::: Material provided :::

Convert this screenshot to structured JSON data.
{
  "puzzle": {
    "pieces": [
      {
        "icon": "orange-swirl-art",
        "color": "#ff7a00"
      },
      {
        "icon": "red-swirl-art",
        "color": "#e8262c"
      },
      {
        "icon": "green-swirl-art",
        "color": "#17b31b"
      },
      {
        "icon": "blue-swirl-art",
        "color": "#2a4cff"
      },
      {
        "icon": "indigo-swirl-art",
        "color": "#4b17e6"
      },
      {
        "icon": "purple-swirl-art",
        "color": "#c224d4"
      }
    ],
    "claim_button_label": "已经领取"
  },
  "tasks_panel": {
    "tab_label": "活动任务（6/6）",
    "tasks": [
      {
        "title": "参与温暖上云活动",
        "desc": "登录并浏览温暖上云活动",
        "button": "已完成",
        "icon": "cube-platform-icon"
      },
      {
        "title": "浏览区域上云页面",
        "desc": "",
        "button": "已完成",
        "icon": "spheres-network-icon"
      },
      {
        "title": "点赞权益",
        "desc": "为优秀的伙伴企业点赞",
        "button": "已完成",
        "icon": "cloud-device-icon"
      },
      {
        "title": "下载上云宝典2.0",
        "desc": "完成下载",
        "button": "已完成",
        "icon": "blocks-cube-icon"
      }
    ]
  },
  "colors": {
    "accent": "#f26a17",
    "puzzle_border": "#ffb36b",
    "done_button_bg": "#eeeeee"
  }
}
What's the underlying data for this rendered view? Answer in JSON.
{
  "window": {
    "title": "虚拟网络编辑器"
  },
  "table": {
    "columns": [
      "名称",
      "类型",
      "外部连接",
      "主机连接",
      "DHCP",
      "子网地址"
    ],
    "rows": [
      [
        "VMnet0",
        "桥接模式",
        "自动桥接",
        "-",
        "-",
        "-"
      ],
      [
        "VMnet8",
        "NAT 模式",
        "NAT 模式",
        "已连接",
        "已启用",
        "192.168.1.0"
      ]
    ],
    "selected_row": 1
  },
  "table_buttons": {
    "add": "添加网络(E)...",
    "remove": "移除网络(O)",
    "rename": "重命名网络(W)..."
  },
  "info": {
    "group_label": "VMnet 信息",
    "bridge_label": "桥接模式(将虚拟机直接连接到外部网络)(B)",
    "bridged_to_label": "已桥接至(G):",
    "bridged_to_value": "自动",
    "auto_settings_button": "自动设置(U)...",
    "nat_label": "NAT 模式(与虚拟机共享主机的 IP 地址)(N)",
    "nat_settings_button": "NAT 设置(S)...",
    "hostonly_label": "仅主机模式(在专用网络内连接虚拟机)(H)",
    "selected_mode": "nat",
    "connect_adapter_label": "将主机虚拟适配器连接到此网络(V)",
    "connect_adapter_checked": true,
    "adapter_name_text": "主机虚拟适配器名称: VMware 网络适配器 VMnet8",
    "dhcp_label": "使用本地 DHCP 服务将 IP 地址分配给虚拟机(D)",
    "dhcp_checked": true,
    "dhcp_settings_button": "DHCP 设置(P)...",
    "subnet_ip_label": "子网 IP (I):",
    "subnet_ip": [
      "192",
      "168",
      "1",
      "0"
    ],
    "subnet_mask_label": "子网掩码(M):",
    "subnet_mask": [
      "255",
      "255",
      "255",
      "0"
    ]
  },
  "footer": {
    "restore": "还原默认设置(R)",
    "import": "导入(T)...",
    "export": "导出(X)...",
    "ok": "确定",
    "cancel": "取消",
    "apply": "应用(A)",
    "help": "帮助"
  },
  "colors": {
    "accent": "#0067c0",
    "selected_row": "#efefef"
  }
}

:::

■ What is being asked: Copy out exactly the lines from the line with "What's the underlying" to the end of the listing, including both of those lines, and give nothing else.

■ Worked solution:
What's the underlying data for this rendered view? Answer in JSON.
{
  "window": {
    "title": "虚拟网络编辑器"
  },
  "table": {
    "columns": [
      "名称",
      "类型",
      "外部连接",
      "主机连接",
      "DHCP",
      "子网地址"
    ],
    "rows": [
      [
        "VMnet0",
        "桥接模式",
        "自动桥接",
        "-",
        "-",
        "-"
      ],
      [
        "VMnet8",
        "NAT 模式",
        "NAT 模式",
        "已连接",
        "已启用",
        "192.168.1.0"
      ]
    ],
    "selected_row": 1
  },
  "table_buttons": {
    "add": "添加网络(E)...",
    "remove": "移除网络(O)",
    "rename": "重命名网络(W)..."
  },
  "info": {
    "group_label": "VMnet 信息",
    "bridge_label": "桥接模式(将虚拟机直接连接到外部网络)(B)",
    "bridged_to_label": "已桥接至(G):",
    "bridged_to_value": "自动",
    "auto_settings_button": "自动设置(U)...",
    "nat_label": "NAT 模式(与虚拟机共享主机的 IP 地址)(N)",
    "nat_settings_button": "NAT 设置(S)...",
    "hostonly_label": "仅主机模式(在专用网络内连接虚拟机)(H)",
    "selected_mode": "nat",
    "connect_adapter_label": "将主机虚拟适配器连接到此网络(V)",
    "connect_adapter_checked": true,
    "adapter_name_text": "主机虚拟适配器名称: VMware 网络适配器 VMnet8",
    "dhcp_label": "使用本地 DHCP 服务将 IP 地址分配给虚拟机(D)",
    "dhcp_checked": true,
    "dhcp_settings_button": "DHCP 设置(P)...",
    "subnet_ip_label": "子网 IP (I):",
    "subnet_ip": [
      "192",
      "168",
      "1",
      "0"
    ],
    "subnet_mask_label": "子网掩码(M):",
    "subnet_mask": [
      "255",
      "255",
      "255",
      "0"
    ]
  },
  "footer": {
    "restore": "还原默认设置(R)",
    "import": "导入(T)...",
    "export": "导出(X)...",
    "ok": "确定",
    "cancel": "取消",
    "apply": "应用(A)",
    "help": "帮助"
  },
  "colors": {
    "accent": "#0067c0",
    "selected_row": "#efefef"
  }
}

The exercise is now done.